Copy the records below, putting "clickable" wherever "interactable" appears and changing nothing else.
* Start Records supplied *
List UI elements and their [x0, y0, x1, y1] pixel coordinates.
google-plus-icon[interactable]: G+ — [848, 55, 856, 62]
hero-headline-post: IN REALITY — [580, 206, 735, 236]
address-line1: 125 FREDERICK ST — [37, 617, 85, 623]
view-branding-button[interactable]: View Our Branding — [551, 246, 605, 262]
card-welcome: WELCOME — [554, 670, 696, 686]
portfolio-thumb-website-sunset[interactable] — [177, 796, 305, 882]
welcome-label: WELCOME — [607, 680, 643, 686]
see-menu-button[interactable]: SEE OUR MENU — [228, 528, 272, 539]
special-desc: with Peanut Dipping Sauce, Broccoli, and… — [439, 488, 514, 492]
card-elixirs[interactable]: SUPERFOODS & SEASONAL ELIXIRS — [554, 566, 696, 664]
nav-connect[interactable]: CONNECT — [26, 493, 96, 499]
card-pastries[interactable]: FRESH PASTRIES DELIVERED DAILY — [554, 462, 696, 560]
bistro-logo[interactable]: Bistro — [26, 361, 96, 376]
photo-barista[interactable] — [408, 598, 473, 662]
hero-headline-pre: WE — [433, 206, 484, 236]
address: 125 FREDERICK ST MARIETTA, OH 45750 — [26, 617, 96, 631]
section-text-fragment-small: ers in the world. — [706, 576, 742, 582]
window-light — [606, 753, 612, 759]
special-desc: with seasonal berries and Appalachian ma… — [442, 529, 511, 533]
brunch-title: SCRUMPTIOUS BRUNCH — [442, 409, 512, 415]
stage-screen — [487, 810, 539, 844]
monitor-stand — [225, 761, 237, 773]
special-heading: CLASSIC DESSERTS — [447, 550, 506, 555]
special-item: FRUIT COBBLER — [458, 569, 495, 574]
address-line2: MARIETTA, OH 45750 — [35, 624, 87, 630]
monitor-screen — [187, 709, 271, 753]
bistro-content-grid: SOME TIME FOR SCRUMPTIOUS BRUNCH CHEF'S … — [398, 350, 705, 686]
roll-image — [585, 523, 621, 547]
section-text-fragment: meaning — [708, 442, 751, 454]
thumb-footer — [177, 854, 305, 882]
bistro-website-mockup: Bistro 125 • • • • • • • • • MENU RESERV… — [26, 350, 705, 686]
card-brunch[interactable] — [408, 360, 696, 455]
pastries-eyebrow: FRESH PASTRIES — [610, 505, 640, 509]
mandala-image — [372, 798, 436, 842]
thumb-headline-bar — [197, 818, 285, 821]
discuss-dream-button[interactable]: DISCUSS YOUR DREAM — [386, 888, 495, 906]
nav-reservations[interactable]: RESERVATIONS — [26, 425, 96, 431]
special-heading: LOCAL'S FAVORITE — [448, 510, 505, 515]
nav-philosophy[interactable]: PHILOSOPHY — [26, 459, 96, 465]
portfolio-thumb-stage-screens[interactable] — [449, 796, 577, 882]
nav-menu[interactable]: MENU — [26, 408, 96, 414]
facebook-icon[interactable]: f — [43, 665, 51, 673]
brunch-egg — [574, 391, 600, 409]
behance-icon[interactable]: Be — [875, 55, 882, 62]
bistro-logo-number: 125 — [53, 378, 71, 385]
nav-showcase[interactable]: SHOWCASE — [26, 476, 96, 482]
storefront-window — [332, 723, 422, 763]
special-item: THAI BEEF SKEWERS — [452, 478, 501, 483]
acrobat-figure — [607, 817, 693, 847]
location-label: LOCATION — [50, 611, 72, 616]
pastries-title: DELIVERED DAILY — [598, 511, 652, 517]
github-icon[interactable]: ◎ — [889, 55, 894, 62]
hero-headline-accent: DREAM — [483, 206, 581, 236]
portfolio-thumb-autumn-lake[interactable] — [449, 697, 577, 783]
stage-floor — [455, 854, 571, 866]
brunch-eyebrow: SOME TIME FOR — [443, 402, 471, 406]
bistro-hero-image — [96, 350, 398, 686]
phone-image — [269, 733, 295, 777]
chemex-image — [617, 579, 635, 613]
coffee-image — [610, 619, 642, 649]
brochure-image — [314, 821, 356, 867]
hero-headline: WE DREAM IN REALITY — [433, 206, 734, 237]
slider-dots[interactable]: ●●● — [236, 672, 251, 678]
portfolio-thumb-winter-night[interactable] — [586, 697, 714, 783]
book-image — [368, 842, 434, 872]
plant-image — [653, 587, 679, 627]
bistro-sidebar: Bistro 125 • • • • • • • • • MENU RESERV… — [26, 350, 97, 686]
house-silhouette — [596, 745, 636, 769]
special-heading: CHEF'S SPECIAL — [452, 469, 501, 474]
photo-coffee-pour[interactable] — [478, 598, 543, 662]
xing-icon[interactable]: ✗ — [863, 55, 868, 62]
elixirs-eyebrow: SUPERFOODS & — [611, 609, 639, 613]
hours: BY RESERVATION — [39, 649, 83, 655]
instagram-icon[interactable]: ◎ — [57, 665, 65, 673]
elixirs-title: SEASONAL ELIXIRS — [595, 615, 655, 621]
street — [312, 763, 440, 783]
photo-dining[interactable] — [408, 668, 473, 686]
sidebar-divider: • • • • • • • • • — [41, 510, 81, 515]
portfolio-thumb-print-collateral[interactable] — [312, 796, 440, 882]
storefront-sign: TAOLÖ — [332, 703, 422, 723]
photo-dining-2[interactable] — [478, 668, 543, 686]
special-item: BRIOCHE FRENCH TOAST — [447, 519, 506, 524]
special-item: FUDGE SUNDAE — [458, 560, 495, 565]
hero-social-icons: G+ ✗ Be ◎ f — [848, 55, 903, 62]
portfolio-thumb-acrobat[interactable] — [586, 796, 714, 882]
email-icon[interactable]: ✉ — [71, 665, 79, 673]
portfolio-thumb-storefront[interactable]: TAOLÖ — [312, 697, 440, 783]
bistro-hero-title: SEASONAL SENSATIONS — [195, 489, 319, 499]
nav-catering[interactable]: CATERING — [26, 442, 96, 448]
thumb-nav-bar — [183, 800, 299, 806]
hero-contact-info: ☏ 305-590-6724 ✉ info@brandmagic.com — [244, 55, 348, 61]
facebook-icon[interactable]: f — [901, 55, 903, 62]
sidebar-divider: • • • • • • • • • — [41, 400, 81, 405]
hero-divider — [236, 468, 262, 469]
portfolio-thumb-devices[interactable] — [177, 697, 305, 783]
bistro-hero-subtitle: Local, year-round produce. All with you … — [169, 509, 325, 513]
* End Records supplied *
Solution to this exercise:
List UI elements and their [x0, y0, x1, y1] pixel coordinates.
google-plus-icon[clickable]: G+ — [848, 55, 856, 62]
hero-headline-post: IN REALITY — [580, 206, 735, 236]
address-line1: 125 FREDERICK ST — [37, 617, 85, 623]
view-branding-button[clickable]: View Our Branding — [551, 246, 605, 262]
card-welcome: WELCOME — [554, 670, 696, 686]
portfolio-thumb-website-sunset[clickable] — [177, 796, 305, 882]
welcome-label: WELCOME — [607, 680, 643, 686]
see-menu-button[clickable]: SEE OUR MENU — [228, 528, 272, 539]
special-desc: with Peanut Dipping Sauce, Broccoli, and… — [439, 488, 514, 492]
card-elixirs[clickable]: SUPERFOODS & SEASONAL ELIXIRS — [554, 566, 696, 664]
nav-connect[clickable]: CONNECT — [26, 493, 96, 499]
card-pastries[clickable]: FRESH PASTRIES DELIVERED DAILY — [554, 462, 696, 560]
bistro-logo[clickable]: Bistro — [26, 361, 96, 376]
photo-barista[clickable] — [408, 598, 473, 662]
hero-headline-pre: WE — [433, 206, 484, 236]
address: 125 FREDERICK ST MARIETTA, OH 45750 — [26, 617, 96, 631]
section-text-fragment-small: ers in the world. — [706, 576, 742, 582]
window-light — [606, 753, 612, 759]
special-desc: with seasonal berries and Appalachian ma… — [442, 529, 511, 533]
brunch-title: SCRUMPTIOUS BRUNCH — [442, 409, 512, 415]
stage-screen — [487, 810, 539, 844]
monitor-stand — [225, 761, 237, 773]
special-heading: CLASSIC DESSERTS — [447, 550, 506, 555]
special-item: FRUIT COBBLER — [458, 569, 495, 574]
address-line2: MARIETTA, OH 45750 — [35, 624, 87, 630]
monitor-screen — [187, 709, 271, 753]
bistro-content-grid: SOME TIME FOR SCRUMPTIOUS BRUNCH CHEF'S … — [398, 350, 705, 686]
roll-image — [585, 523, 621, 547]
section-text-fragment: meaning — [708, 442, 751, 454]
thumb-footer — [177, 854, 305, 882]
bistro-website-mockup: Bistro 125 • • • • • • • • • MENU RESERV… — [26, 350, 705, 686]
card-brunch[clickable] — [408, 360, 696, 455]
pastries-eyebrow: FRESH PASTRIES — [610, 505, 640, 509]
mandala-image — [372, 798, 436, 842]
thumb-headline-bar — [197, 818, 285, 821]
discuss-dream-button[clickable]: DISCUSS YOUR DREAM — [386, 888, 495, 906]
nav-reservations[clickable]: RESERVATIONS — [26, 425, 96, 431]
special-heading: LOCAL'S FAVORITE — [448, 510, 505, 515]
nav-philosophy[clickable]: PHILOSOPHY — [26, 459, 96, 465]
portfolio-thumb-stage-screens[clickable] — [449, 796, 577, 882]
nav-menu[clickable]: MENU — [26, 408, 96, 414]
facebook-icon[clickable]: f — [43, 665, 51, 673]
brunch-egg — [574, 391, 600, 409]
behance-icon[clickable]: Be — [875, 55, 882, 62]
bistro-logo-number: 125 — [53, 378, 71, 385]
nav-showcase[clickable]: SHOWCASE — [26, 476, 96, 482]
storefront-window — [332, 723, 422, 763]
special-item: THAI BEEF SKEWERS — [452, 478, 501, 483]
acrobat-figure — [607, 817, 693, 847]
location-label: LOCATION — [50, 611, 72, 616]
pastries-title: DELIVERED DAILY — [598, 511, 652, 517]
github-icon[clickable]: ◎ — [889, 55, 894, 62]
hero-headline-accent: DREAM — [483, 206, 581, 236]
portfolio-thumb-autumn-lake[clickable] — [449, 697, 577, 783]
stage-floor — [455, 854, 571, 866]
brunch-eyebrow: SOME TIME FOR — [443, 402, 471, 406]
bistro-hero-image — [96, 350, 398, 686]
phone-image — [269, 733, 295, 777]
chemex-image — [617, 579, 635, 613]
coffee-image — [610, 619, 642, 649]
brochure-image — [314, 821, 356, 867]
hero-headline: WE DREAM IN REALITY — [433, 206, 734, 237]
slider-dots[clickable]: ●●● — [236, 672, 251, 678]
portfolio-thumb-winter-night[clickable] — [586, 697, 714, 783]
book-image — [368, 842, 434, 872]
plant-image — [653, 587, 679, 627]
bistro-sidebar: Bistro 125 • • • • • • • • • MENU RESERV… — [26, 350, 97, 686]
house-silhouette — [596, 745, 636, 769]
special-heading: CHEF'S SPECIAL — [452, 469, 501, 474]
photo-coffee-pour[clickable] — [478, 598, 543, 662]
xing-icon[clickable]: ✗ — [863, 55, 868, 62]
elixirs-eyebrow: SUPERFOODS & — [611, 609, 639, 613]
hours: BY RESERVATION — [39, 649, 83, 655]
instagram-icon[clickable]: ◎ — [57, 665, 65, 673]
elixirs-title: SEASONAL ELIXIRS — [595, 615, 655, 621]
street — [312, 763, 440, 783]
photo-dining[clickable] — [408, 668, 473, 686]
sidebar-divider: • • • • • • • • • — [41, 510, 81, 515]
portfolio-thumb-print-collateral[clickable] — [312, 796, 440, 882]
storefront-sign: TAOLÖ — [332, 703, 422, 723]
photo-dining-2[clickable] — [478, 668, 543, 686]
special-item: BRIOCHE FRENCH TOAST — [447, 519, 506, 524]
special-item: FUDGE SUNDAE — [458, 560, 495, 565]
hero-social-icons: G+ ✗ Be ◎ f — [848, 55, 903, 62]
portfolio-thumb-acrobat[clickable] — [586, 796, 714, 882]
email-icon[clickable]: ✉ — [71, 665, 79, 673]
portfolio-thumb-storefront[clickable]: TAOLÖ — [312, 697, 440, 783]
bistro-hero-title: SEASONAL SENSATIONS — [195, 489, 319, 499]
nav-catering[clickable]: CATERING — [26, 442, 96, 448]
thumb-nav-bar — [183, 800, 299, 806]
hero-contact-info: ☏ 305-590-6724 ✉ info@brandmagic.com — [244, 55, 348, 61]
facebook-icon[clickable]: f — [901, 55, 903, 62]
sidebar-divider: • • • • • • • • • — [41, 400, 81, 405]
hero-divider — [236, 468, 262, 469]
portfolio-thumb-devices[clickable] — [177, 697, 305, 783]
bistro-hero-subtitle: Local, year-round produce. All with you … — [169, 509, 325, 513]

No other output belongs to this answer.